== Work to do ==
Render the material again word for word, skipping the pictures in it.

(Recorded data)
----

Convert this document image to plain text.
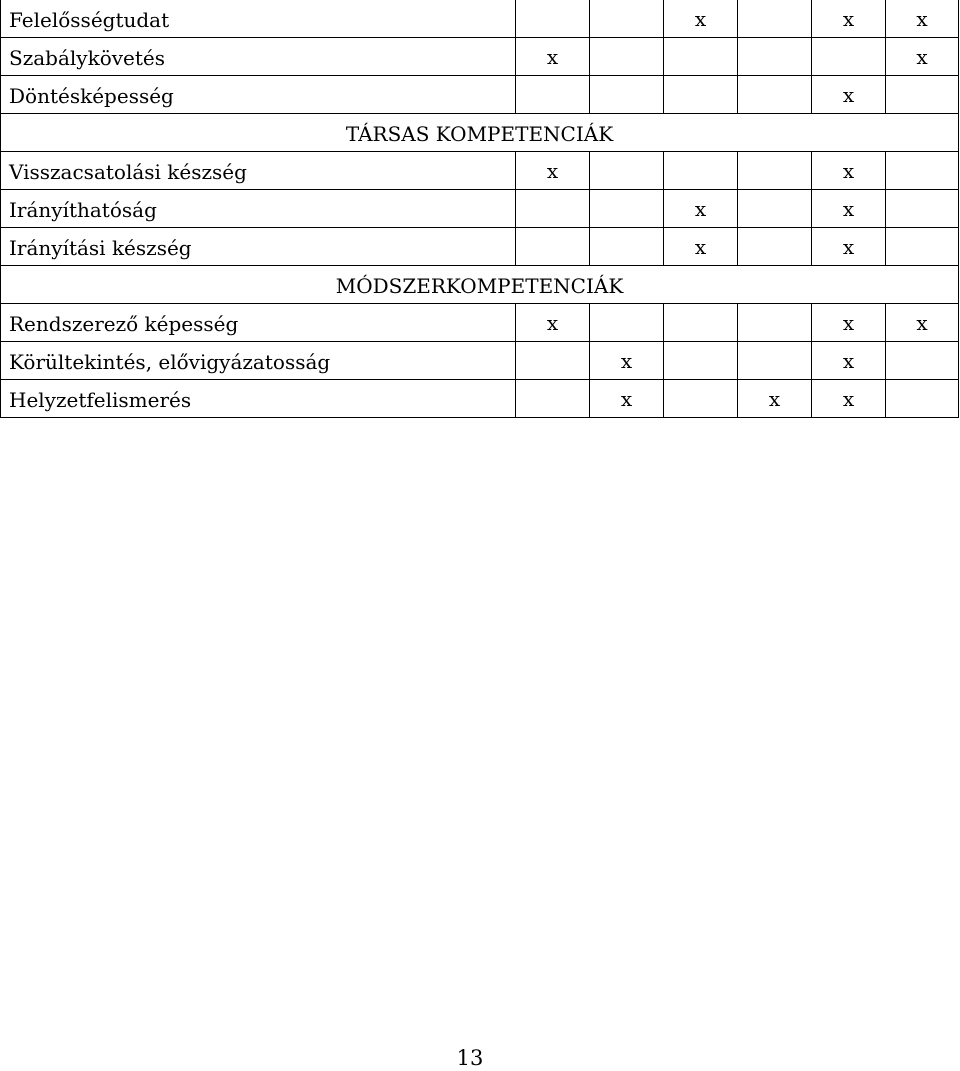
Felelősségtudat			x		x	x
Szabálykövetés	x					x
Döntésképesség					x	
TÁRSAS KOMPETENCIÁK						
Visszacsatolási készség	x				x	
Irányíthatóság			x		x	
Irányítási készség			x		x	
MÓDSZERKOMPETENCIÁK						
Rendszerező képesség	x				x	x
Körültekintés, elővigyázatosság		x			x	
Helyzetfelismerés		x		x	x	
13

----

== Answer for this exercise ==
Convert this document image to plain text.
Felelősségtudat			x		x	x
Szabálykövetés	x					x
Döntésképesség					x	
TÁRSAS KOMPETENCIÁK						
Visszacsatolási készség	x				x	
Irányíthatóság			x		x	
Irányítási készség			x		x	
MÓDSZERKOMPETENCIÁK						
Rendszerező képesség	x				x	x
Körültekintés, elővigyázatosság		x			x	
Helyzetfelismerés		x		x	x	
13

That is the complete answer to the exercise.